Records excerpted from a collection
+++++

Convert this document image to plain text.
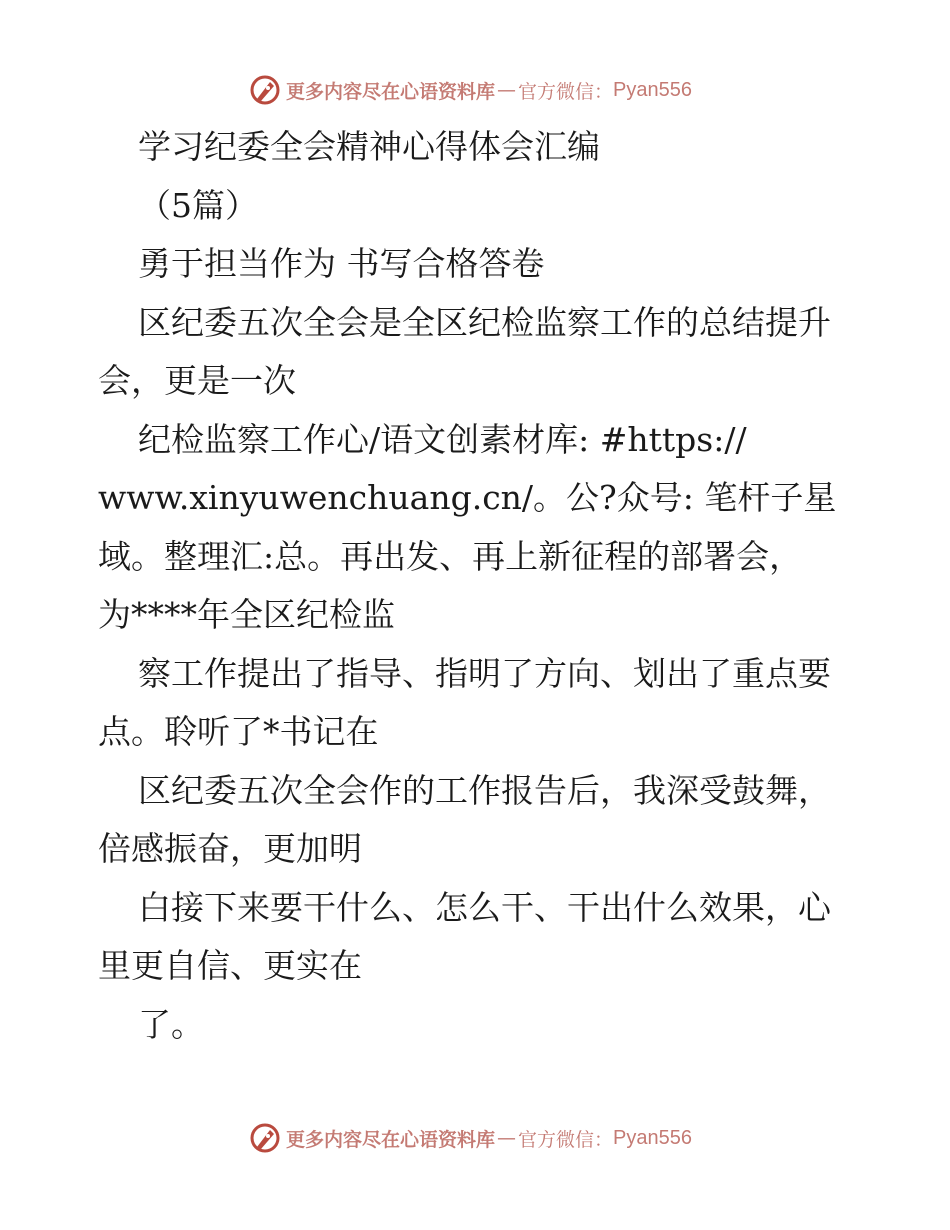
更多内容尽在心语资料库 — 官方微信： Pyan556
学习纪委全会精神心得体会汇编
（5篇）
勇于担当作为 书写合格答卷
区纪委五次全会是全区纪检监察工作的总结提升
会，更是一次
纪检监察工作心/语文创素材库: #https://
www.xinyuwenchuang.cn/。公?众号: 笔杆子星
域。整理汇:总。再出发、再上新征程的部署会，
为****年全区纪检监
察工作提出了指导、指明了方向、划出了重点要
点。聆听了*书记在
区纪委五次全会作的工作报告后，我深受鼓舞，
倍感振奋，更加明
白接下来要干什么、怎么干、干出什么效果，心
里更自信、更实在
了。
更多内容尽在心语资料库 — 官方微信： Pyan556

+++++

» **Given request**:
Make an exact copy of the listing above. Do not include the pictures.

» **The response**:
Convert this document image to plain text.
更多内容尽在心语资料库 — 官方微信： Pyan556
学习纪委全会精神心得体会汇编
（5篇）
勇于担当作为 书写合格答卷
区纪委五次全会是全区纪检监察工作的总结提升
会，更是一次
纪检监察工作心/语文创素材库: #https://
www.xinyuwenchuang.cn/。公?众号: 笔杆子星
域。整理汇:总。再出发、再上新征程的部署会，
为****年全区纪检监
察工作提出了指导、指明了方向、划出了重点要
点。聆听了*书记在
区纪委五次全会作的工作报告后，我深受鼓舞，
倍感振奋，更加明
白接下来要干什么、怎么干、干出什么效果，心
里更自信、更实在
了。
更多内容尽在心语资料库 — 官方微信： Pyan556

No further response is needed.